• Entries supplied
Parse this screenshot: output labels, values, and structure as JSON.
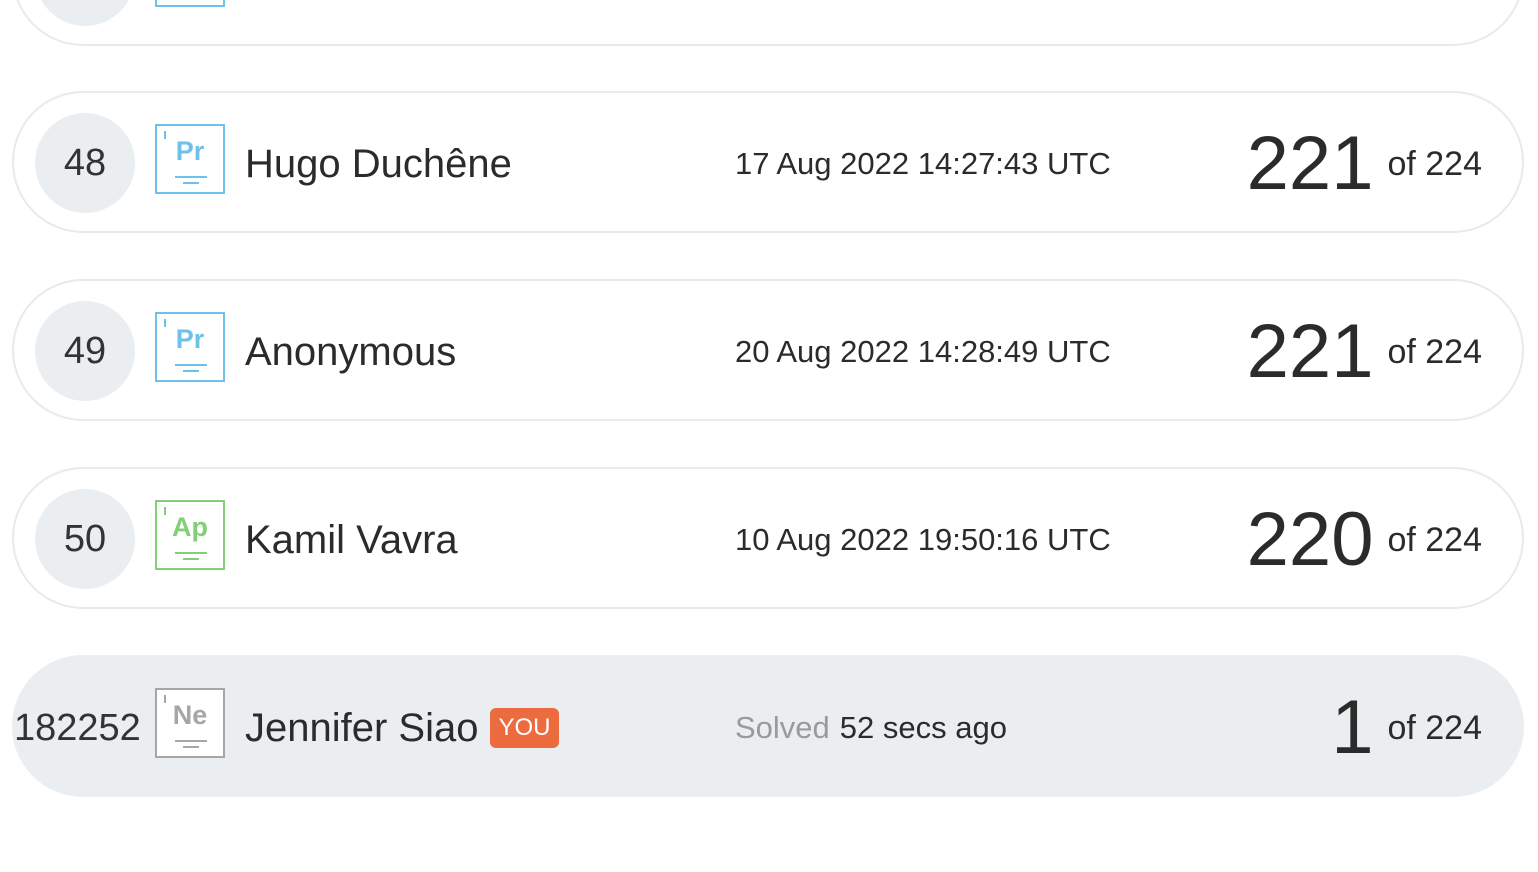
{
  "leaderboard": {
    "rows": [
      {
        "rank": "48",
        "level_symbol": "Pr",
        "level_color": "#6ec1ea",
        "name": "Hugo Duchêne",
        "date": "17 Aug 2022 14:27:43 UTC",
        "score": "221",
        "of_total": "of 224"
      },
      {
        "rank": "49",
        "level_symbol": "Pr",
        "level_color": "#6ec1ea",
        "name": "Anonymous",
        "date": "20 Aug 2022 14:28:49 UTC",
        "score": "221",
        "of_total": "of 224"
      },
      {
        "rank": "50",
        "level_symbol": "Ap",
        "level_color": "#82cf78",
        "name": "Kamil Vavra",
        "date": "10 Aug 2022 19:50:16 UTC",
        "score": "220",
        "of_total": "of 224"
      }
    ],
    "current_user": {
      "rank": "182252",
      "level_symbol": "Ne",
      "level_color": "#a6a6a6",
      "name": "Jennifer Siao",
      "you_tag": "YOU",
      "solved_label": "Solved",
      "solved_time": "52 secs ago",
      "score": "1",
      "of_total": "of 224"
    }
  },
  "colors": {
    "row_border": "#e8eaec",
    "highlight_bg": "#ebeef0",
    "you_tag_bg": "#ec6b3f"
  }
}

• Task instructions
Pick every line with "name" in it and copy it.

• Final answer
        "name": "Hugo Duchêne",
        "name": "Anonymous",
        "name": "Kamil Vavra",
      "name": "Jennifer Siao",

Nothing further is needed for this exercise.